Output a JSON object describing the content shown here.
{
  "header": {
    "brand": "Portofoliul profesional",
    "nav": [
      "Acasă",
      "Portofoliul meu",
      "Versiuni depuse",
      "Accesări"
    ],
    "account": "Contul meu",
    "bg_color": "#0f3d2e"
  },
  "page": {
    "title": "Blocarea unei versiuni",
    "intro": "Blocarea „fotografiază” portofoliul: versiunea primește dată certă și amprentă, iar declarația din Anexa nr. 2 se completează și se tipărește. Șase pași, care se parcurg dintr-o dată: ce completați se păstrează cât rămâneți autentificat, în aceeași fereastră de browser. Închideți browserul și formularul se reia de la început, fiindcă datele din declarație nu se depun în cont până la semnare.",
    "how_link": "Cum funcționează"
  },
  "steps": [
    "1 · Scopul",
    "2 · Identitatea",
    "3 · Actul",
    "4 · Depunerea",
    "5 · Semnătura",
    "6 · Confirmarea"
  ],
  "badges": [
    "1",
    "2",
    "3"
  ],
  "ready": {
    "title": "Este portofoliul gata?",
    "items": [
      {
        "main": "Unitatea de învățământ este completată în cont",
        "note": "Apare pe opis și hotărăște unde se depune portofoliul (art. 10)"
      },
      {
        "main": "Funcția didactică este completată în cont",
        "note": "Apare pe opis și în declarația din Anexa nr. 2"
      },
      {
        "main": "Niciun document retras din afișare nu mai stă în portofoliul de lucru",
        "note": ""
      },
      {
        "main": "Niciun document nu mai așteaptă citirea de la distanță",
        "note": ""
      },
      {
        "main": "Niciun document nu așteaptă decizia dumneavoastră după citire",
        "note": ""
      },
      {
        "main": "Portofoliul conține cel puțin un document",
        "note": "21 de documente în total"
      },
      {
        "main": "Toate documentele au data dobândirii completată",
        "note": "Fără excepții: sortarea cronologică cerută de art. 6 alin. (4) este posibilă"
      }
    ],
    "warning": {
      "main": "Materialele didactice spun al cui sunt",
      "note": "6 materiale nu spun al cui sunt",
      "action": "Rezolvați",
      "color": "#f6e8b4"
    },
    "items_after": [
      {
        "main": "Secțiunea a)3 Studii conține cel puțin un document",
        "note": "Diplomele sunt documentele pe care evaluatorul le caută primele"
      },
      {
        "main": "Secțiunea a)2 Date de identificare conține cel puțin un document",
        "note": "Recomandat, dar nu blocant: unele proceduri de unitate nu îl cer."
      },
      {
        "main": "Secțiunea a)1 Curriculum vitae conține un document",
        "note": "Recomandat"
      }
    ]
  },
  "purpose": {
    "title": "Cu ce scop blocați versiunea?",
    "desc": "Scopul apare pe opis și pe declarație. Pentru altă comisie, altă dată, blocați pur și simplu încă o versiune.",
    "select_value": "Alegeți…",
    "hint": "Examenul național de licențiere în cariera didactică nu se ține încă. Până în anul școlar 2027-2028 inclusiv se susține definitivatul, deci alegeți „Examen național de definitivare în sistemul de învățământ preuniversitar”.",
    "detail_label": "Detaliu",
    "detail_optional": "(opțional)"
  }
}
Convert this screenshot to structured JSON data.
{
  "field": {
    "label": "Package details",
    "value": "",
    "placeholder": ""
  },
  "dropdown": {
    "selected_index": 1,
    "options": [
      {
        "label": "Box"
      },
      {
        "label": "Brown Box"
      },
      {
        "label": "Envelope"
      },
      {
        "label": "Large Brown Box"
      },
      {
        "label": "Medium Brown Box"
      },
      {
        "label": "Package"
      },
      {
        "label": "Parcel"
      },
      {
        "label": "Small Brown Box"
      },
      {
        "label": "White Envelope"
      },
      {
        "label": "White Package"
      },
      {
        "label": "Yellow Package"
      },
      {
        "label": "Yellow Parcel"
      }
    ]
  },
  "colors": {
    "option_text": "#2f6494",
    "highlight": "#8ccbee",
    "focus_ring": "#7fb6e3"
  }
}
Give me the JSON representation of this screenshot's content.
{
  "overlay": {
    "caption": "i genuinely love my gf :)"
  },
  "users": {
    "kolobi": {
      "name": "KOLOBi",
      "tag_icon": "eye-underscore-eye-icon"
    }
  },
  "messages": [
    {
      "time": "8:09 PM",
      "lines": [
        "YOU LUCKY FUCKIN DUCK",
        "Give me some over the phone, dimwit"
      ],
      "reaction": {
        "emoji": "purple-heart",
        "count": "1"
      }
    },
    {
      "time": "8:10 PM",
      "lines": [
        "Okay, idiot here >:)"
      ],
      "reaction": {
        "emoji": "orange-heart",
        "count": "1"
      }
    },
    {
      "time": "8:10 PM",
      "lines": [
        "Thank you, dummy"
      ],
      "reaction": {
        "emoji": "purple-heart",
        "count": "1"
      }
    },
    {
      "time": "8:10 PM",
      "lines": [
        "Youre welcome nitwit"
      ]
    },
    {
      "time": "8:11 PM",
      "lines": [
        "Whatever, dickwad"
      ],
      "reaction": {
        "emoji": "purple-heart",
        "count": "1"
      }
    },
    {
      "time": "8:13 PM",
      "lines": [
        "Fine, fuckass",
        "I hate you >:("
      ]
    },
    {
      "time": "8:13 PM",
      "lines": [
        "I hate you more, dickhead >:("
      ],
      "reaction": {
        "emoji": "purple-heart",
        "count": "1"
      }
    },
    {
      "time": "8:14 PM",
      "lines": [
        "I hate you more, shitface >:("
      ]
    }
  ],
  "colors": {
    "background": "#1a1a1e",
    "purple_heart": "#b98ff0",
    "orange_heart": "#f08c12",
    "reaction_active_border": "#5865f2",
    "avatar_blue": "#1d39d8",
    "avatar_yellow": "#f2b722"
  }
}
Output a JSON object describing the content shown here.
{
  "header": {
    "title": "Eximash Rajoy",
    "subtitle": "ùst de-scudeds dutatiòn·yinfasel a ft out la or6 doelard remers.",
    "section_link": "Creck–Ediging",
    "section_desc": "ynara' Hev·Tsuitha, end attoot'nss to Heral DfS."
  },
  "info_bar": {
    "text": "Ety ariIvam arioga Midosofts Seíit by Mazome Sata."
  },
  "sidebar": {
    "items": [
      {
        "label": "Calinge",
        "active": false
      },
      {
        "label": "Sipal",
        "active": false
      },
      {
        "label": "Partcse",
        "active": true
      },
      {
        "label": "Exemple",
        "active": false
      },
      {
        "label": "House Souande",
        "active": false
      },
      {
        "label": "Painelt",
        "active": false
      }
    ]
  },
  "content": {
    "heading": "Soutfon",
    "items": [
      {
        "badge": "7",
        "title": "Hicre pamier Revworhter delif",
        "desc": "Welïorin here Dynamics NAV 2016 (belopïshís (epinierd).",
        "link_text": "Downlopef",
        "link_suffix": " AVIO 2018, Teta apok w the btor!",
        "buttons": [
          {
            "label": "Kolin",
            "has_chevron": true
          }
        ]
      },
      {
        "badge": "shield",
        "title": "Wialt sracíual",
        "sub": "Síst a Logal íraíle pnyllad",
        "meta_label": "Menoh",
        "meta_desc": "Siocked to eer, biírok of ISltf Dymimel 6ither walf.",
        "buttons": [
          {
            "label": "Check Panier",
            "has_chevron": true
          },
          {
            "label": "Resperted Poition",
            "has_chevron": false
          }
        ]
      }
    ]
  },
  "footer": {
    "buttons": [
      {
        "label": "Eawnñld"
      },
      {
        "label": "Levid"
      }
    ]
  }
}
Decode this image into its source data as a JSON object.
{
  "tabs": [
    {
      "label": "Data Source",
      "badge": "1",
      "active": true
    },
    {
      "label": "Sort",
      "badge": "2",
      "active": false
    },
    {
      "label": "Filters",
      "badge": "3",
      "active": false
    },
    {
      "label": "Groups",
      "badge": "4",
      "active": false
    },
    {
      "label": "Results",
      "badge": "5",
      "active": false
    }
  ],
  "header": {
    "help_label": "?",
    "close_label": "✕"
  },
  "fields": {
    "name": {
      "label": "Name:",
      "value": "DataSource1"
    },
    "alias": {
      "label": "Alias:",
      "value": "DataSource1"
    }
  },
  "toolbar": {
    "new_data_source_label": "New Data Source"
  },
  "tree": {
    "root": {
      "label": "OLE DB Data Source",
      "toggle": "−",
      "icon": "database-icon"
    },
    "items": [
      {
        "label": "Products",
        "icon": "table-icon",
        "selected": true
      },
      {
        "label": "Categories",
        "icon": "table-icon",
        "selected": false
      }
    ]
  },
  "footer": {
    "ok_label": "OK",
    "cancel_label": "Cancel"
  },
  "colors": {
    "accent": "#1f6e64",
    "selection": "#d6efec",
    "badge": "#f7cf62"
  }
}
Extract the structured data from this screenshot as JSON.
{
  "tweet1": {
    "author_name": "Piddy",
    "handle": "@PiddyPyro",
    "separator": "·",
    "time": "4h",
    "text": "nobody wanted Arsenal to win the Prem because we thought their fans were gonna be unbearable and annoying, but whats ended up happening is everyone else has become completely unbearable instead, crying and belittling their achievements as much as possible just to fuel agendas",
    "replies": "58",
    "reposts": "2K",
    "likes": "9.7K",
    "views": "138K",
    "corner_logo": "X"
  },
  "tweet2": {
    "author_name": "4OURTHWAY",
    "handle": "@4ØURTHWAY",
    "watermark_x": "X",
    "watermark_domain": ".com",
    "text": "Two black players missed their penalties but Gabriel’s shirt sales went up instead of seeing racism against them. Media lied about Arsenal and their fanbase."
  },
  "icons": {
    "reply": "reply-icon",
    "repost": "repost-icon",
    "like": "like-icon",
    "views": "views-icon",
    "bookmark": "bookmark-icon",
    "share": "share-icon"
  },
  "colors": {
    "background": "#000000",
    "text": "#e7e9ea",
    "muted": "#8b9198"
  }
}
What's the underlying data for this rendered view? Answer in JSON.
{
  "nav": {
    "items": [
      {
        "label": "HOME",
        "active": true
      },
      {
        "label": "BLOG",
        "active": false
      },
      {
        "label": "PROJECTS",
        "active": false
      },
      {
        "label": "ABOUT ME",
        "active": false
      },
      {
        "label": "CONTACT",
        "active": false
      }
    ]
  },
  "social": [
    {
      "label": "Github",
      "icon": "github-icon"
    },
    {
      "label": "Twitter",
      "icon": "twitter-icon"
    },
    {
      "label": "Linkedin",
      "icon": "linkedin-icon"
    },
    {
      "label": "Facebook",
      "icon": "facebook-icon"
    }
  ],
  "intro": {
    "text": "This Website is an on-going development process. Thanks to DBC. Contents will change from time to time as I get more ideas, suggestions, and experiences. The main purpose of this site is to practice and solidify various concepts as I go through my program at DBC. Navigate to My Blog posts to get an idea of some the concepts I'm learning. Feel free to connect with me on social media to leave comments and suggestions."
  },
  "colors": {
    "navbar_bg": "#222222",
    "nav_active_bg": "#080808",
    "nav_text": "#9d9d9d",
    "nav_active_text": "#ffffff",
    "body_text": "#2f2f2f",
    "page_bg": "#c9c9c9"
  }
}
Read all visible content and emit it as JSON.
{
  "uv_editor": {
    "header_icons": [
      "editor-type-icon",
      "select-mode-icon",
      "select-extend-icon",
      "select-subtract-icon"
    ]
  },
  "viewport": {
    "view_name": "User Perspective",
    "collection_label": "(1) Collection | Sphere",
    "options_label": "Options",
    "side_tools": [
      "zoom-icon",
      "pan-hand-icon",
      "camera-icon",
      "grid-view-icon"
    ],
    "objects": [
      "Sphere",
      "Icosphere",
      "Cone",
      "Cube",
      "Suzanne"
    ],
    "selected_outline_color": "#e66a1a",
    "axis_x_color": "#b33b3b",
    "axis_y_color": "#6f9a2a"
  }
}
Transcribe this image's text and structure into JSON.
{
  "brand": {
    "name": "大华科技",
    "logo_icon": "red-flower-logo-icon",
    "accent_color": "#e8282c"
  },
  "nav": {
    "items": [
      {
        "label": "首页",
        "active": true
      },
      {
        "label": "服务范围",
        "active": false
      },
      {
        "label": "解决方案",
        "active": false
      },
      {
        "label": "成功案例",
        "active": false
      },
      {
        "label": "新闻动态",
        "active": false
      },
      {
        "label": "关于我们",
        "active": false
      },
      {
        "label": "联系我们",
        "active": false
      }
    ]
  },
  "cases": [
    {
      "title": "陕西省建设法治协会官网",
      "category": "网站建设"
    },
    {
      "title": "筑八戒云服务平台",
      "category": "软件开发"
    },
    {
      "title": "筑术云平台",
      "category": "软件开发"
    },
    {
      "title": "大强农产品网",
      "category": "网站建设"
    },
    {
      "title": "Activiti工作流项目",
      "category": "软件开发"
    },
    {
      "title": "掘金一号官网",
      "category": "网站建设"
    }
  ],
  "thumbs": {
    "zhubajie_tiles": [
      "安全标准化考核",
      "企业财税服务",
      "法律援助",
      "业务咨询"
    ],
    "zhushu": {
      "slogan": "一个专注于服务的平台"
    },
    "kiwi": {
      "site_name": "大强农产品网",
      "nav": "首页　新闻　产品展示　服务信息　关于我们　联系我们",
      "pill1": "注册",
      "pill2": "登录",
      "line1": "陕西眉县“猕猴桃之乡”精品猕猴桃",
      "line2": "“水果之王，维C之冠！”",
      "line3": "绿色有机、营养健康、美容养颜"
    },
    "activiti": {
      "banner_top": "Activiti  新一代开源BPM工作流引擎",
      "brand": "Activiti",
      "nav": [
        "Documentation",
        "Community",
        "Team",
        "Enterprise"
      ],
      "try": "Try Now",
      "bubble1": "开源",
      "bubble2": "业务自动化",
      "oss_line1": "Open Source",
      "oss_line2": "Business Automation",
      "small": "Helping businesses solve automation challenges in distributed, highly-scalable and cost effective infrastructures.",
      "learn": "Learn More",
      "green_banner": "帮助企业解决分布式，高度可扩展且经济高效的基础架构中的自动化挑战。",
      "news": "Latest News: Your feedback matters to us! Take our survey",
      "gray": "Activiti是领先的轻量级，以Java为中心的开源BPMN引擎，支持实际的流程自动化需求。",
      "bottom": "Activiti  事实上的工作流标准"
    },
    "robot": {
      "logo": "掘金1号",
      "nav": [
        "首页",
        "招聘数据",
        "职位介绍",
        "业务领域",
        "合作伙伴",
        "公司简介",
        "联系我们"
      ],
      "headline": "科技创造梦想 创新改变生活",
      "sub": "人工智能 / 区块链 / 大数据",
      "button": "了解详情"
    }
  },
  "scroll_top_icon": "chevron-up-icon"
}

STATED PROBLEM:
Report only the count of lines that include the string "dată".

REPLY:
2